Objective - Edit the items below by changing every "Memory Retrieval" to "Memory Recall" and leaving all other text untouched.
▽
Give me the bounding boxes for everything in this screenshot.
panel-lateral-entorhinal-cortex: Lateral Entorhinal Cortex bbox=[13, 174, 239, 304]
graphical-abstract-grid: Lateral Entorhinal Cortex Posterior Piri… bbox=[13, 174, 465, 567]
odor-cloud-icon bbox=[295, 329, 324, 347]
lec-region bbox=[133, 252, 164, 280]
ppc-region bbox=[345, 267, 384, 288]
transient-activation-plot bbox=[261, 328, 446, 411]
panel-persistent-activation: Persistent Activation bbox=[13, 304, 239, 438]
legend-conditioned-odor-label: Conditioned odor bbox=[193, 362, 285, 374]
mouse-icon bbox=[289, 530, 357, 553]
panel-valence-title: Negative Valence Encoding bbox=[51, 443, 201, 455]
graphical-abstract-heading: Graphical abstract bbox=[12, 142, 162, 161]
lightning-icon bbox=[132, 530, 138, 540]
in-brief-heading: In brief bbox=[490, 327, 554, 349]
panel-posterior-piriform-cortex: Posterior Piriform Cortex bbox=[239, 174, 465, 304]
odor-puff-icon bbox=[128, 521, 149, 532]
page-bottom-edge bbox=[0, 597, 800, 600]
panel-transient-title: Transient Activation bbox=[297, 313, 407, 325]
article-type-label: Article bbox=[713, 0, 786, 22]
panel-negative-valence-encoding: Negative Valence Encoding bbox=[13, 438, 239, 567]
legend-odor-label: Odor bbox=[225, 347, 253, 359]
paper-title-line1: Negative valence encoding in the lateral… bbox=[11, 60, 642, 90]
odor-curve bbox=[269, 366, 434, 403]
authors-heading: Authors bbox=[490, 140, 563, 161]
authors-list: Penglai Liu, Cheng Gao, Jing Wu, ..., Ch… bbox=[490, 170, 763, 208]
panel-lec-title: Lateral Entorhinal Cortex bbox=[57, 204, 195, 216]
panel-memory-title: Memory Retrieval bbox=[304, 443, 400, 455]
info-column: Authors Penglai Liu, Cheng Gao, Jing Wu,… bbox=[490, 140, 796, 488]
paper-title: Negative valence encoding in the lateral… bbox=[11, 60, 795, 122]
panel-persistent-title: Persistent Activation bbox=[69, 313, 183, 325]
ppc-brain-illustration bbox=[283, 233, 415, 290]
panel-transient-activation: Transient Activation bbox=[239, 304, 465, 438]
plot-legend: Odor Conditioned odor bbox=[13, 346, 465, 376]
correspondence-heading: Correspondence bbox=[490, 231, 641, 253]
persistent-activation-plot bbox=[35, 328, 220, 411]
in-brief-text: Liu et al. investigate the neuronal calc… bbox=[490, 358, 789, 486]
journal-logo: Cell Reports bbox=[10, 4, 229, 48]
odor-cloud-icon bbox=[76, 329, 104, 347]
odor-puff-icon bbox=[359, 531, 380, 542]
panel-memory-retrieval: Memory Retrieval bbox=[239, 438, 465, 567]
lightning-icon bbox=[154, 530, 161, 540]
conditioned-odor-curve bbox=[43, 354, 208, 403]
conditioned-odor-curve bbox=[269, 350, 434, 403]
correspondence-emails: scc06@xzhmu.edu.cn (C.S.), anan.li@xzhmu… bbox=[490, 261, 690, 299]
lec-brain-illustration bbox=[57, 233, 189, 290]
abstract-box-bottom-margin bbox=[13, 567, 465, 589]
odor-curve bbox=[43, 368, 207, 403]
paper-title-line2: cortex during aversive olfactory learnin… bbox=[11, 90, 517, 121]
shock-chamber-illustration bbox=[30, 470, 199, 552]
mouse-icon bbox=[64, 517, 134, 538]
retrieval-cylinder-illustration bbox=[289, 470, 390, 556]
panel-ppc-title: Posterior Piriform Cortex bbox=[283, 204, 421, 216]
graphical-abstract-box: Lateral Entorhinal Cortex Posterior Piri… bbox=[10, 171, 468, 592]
△
Answer to the problem -
Give me the bounding boxes for everything in this screenshot.
panel-lateral-entorhinal-cortex: Lateral Entorhinal Cortex bbox=[13, 174, 239, 304]
graphical-abstract-grid: Lateral Entorhinal Cortex Posterior Piri… bbox=[13, 174, 465, 567]
odor-cloud-icon bbox=[295, 329, 324, 347]
lec-region bbox=[133, 252, 164, 280]
ppc-region bbox=[345, 267, 384, 288]
transient-activation-plot bbox=[261, 328, 446, 411]
panel-persistent-activation: Persistent Activation bbox=[13, 304, 239, 438]
legend-conditioned-odor-label: Conditioned odor bbox=[193, 362, 285, 374]
mouse-icon bbox=[289, 530, 357, 553]
panel-valence-title: Negative Valence Encoding bbox=[51, 443, 201, 455]
graphical-abstract-heading: Graphical abstract bbox=[12, 142, 162, 161]
lightning-icon bbox=[132, 530, 138, 540]
in-brief-heading: In brief bbox=[490, 327, 554, 349]
panel-posterior-piriform-cortex: Posterior Piriform Cortex bbox=[239, 174, 465, 304]
odor-puff-icon bbox=[128, 521, 149, 532]
page-bottom-edge bbox=[0, 597, 800, 600]
panel-transient-title: Transient Activation bbox=[297, 313, 407, 325]
article-type-label: Article bbox=[713, 0, 786, 22]
panel-negative-valence-encoding: Negative Valence Encoding bbox=[13, 438, 239, 567]
legend-odor-label: Odor bbox=[225, 347, 253, 359]
paper-title-line1: Negative valence encoding in the lateral… bbox=[11, 60, 642, 90]
odor-curve bbox=[269, 366, 434, 403]
authors-heading: Authors bbox=[490, 140, 563, 161]
authors-list: Penglai Liu, Cheng Gao, Jing Wu, ..., Ch… bbox=[490, 170, 763, 208]
panel-lec-title: Lateral Entorhinal Cortex bbox=[57, 204, 195, 216]
panel-memory-title: Memory Recall bbox=[304, 443, 400, 455]
info-column: Authors Penglai Liu, Cheng Gao, Jing Wu,… bbox=[490, 140, 796, 488]
paper-title: Negative valence encoding in the lateral… bbox=[11, 60, 795, 122]
panel-persistent-title: Persistent Activation bbox=[69, 313, 183, 325]
ppc-brain-illustration bbox=[283, 233, 415, 290]
panel-transient-activation: Transient Activation bbox=[239, 304, 465, 438]
plot-legend: Odor Conditioned odor bbox=[13, 346, 465, 376]
correspondence-heading: Correspondence bbox=[490, 231, 641, 253]
persistent-activation-plot bbox=[35, 328, 220, 411]
in-brief-text: Liu et al. investigate the neuronal calc… bbox=[490, 358, 789, 486]
journal-logo: Cell Reports bbox=[10, 4, 229, 48]
odor-cloud-icon bbox=[76, 329, 104, 347]
odor-puff-icon bbox=[359, 531, 380, 542]
panel-memory-retrieval: Memory Recall bbox=[239, 438, 465, 567]
lightning-icon bbox=[154, 530, 161, 540]
conditioned-odor-curve bbox=[43, 354, 208, 403]
conditioned-odor-curve bbox=[269, 350, 434, 403]
correspondence-emails: scc06@xzhmu.edu.cn (C.S.), anan.li@xzhmu… bbox=[490, 261, 690, 299]
lec-brain-illustration bbox=[57, 233, 189, 290]
abstract-box-bottom-margin bbox=[13, 567, 465, 589]
odor-curve bbox=[43, 368, 207, 403]
paper-title-line2: cortex during aversive olfactory learnin… bbox=[11, 90, 517, 121]
shock-chamber-illustration bbox=[30, 470, 199, 552]
mouse-icon bbox=[64, 517, 134, 538]
retrieval-cylinder-illustration bbox=[289, 470, 390, 556]
panel-ppc-title: Posterior Piriform Cortex bbox=[283, 204, 421, 216]
graphical-abstract-box: Lateral Entorhinal Cortex Posterior Piri… bbox=[10, 171, 468, 592]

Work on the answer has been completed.